— begin —
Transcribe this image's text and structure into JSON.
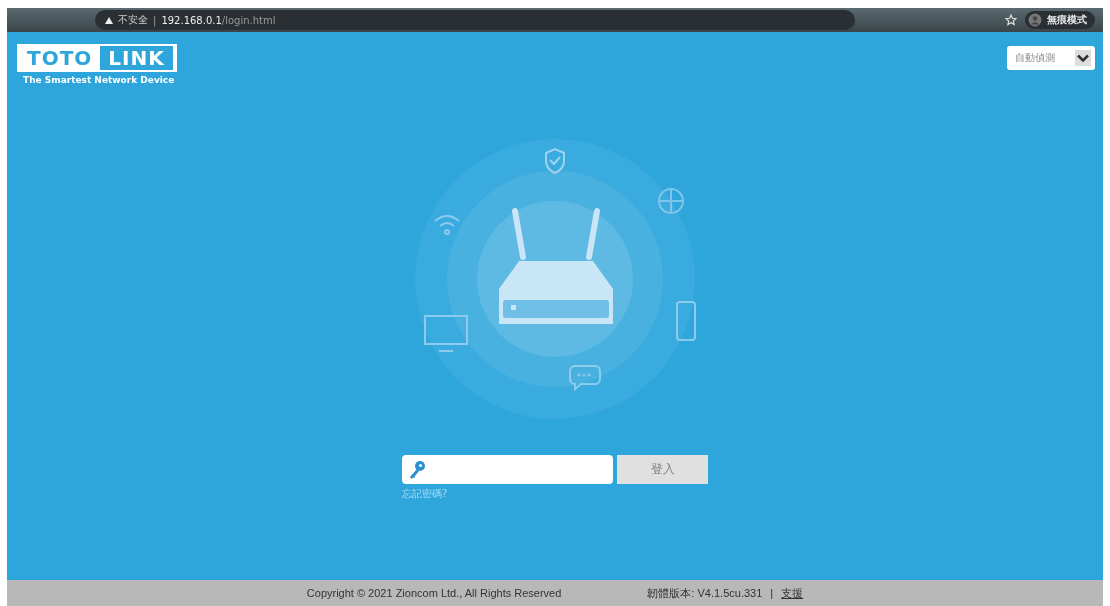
{
  "browser": {
    "security_label": "不安全",
    "url_separator": "|",
    "url_host": "192.168.0.1",
    "url_path": "/login.html",
    "profile_label": "無痕模式"
  },
  "logo": {
    "word_1": "TOTO",
    "word_2": "LINK",
    "tagline": "The Smartest Network Device"
  },
  "language_select": {
    "value": "自動偵測"
  },
  "login": {
    "button": "登入",
    "disabled": true,
    "forgot_link": "忘記密碼?"
  },
  "footer": {
    "copyright": "Copyright © 2021 Zioncom Ltd., All Rights Reserved",
    "firmware": "韌體版本: V4.1.5cu.331",
    "separator": "|",
    "support_link": "支援"
  }
}
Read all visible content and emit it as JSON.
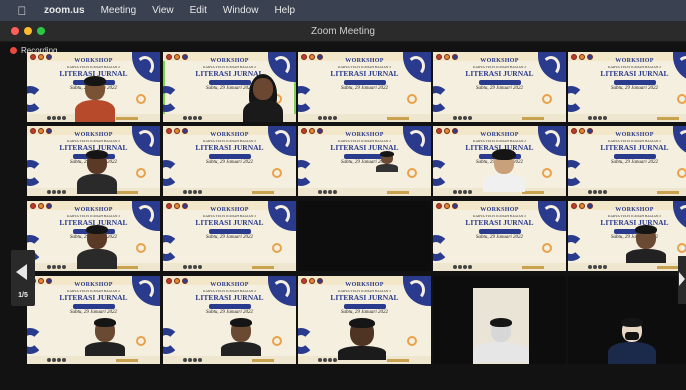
{
  "menubar": {
    "apple_icon": "apple-logo",
    "app_name": "zoom.us",
    "items": [
      "Meeting",
      "View",
      "Edit",
      "Window",
      "Help"
    ]
  },
  "window": {
    "title": "Zoom Meeting"
  },
  "recording": {
    "label": "Recording"
  },
  "slide": {
    "workshop": "WORKSHOP",
    "subtitle": "KARYA TULIS ILMIAH BAGIAN 2",
    "literasi": "LITERASI JURNAL",
    "date": "Sabtu, 29 Januari 2022"
  },
  "pager": {
    "page": "1/5"
  },
  "colors": {
    "recording_dot": "#e84a3c",
    "active_speaker_border": "#7bd34f",
    "slide_blue": "#2a3a8c"
  }
}
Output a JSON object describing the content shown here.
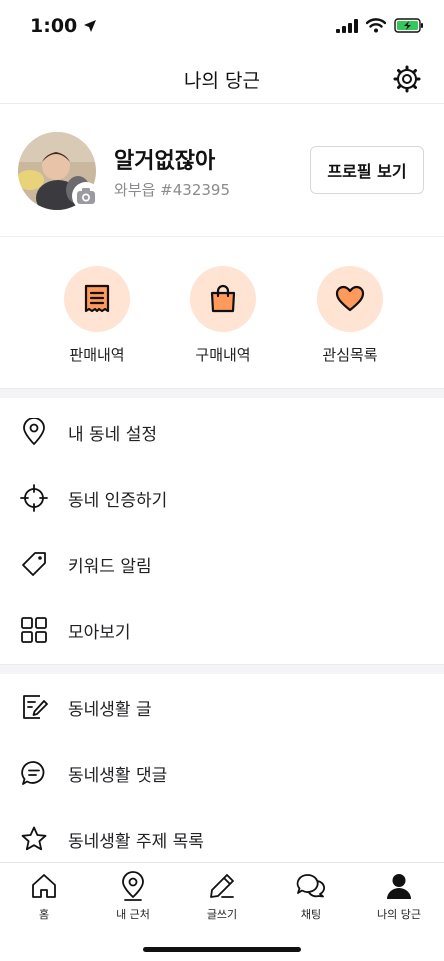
{
  "status": {
    "time": "1:00"
  },
  "header": {
    "title": "나의 당근"
  },
  "profile": {
    "name": "알거없잖아",
    "sub": "와부읍 #432395",
    "view_button": "프로필 보기"
  },
  "quick_actions": [
    {
      "label": "판매내역",
      "icon": "receipt-icon"
    },
    {
      "label": "구매내역",
      "icon": "shopping-bag-icon"
    },
    {
      "label": "관심목록",
      "icon": "heart-icon"
    }
  ],
  "menu_group_1": [
    {
      "label": "내 동네 설정",
      "icon": "location-pin-icon"
    },
    {
      "label": "동네 인증하기",
      "icon": "crosshair-icon"
    },
    {
      "label": "키워드 알림",
      "icon": "tag-icon"
    },
    {
      "label": "모아보기",
      "icon": "grid-icon"
    }
  ],
  "menu_group_2": [
    {
      "label": "동네생활 글",
      "icon": "edit-note-icon"
    },
    {
      "label": "동네생활 댓글",
      "icon": "chat-bubble-icon"
    },
    {
      "label": "동네생활 주제 목록",
      "icon": "star-icon"
    }
  ],
  "tabs": [
    {
      "label": "홈",
      "icon": "home-icon"
    },
    {
      "label": "내 근처",
      "icon": "nearby-pin-icon"
    },
    {
      "label": "글쓰기",
      "icon": "pencil-icon"
    },
    {
      "label": "채팅",
      "icon": "chat-icon"
    },
    {
      "label": "나의 당근",
      "icon": "person-icon",
      "active": true
    }
  ],
  "colors": {
    "accent_light": "#ffe4d4",
    "accent": "#ff7e36",
    "text": "#212124",
    "subtext": "#8b8b8f"
  }
}
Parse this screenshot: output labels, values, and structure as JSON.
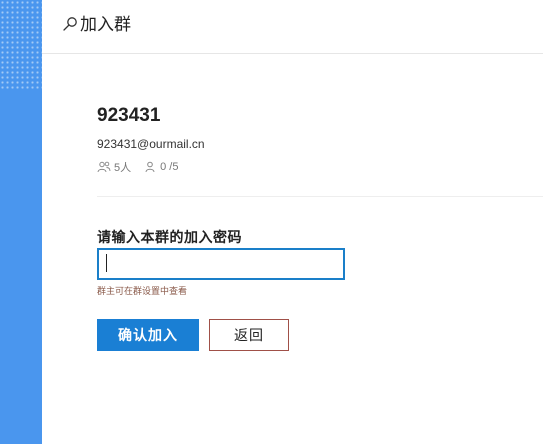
{
  "header": {
    "title": "加入群",
    "icon": "search-icon"
  },
  "group": {
    "name": "923431",
    "email": "923431@ourmail.cn",
    "member_count": "5人",
    "online_count": "0 /5"
  },
  "form": {
    "password_label": "请输入本群的加入密码",
    "password_value": "",
    "password_hint": "群主可在群设置中查看"
  },
  "actions": {
    "confirm_label": "确认加入",
    "back_label": "返回"
  },
  "colors": {
    "sidebar": "#4a96ee",
    "accent": "#1a7fd4",
    "back_border": "#a05048"
  }
}
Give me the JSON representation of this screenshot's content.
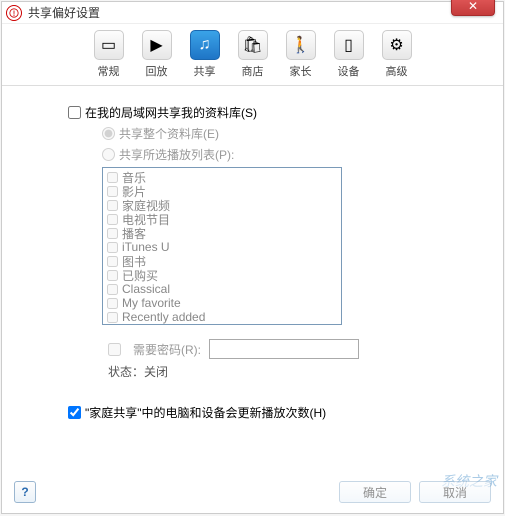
{
  "title": "共享偏好设置",
  "toolbar": [
    {
      "id": "general",
      "label": "常规",
      "icon": "▭"
    },
    {
      "id": "playback",
      "label": "回放",
      "icon": "▶"
    },
    {
      "id": "sharing",
      "label": "共享",
      "icon": "♫",
      "active": true
    },
    {
      "id": "store",
      "label": "商店",
      "icon": "🛍"
    },
    {
      "id": "parental",
      "label": "家长",
      "icon": "🚶"
    },
    {
      "id": "devices",
      "label": "设备",
      "icon": "▯"
    },
    {
      "id": "advanced",
      "label": "高级",
      "icon": "⚙"
    }
  ],
  "share_lan_label": "在我的局域网共享我的资料库(S)",
  "share_entire_label": "共享整个资料库(E)",
  "share_selected_label": "共享所选播放列表(P):",
  "playlists": [
    "音乐",
    "影片",
    "家庭视频",
    "电视节目",
    "播客",
    "iTunes U",
    "图书",
    "已购买",
    "Classical",
    "My favorite",
    "Recently added"
  ],
  "require_password_label": "需要密码(R):",
  "status_label": "状态：",
  "status_value": "关闭",
  "home_sharing_label": "\"家庭共享\"中的电脑和设备会更新播放次数(H)",
  "help_label": "?",
  "btn_ok": "确定",
  "btn_cancel": "取消",
  "watermark": "系统之家"
}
— end —
Written request — Every line containing the string "screenshot" must be listed.

Exercise response —
Parse this screenshot: output labels, values, and structure as JSON.
Give me the JSON representation of this screenshot's content.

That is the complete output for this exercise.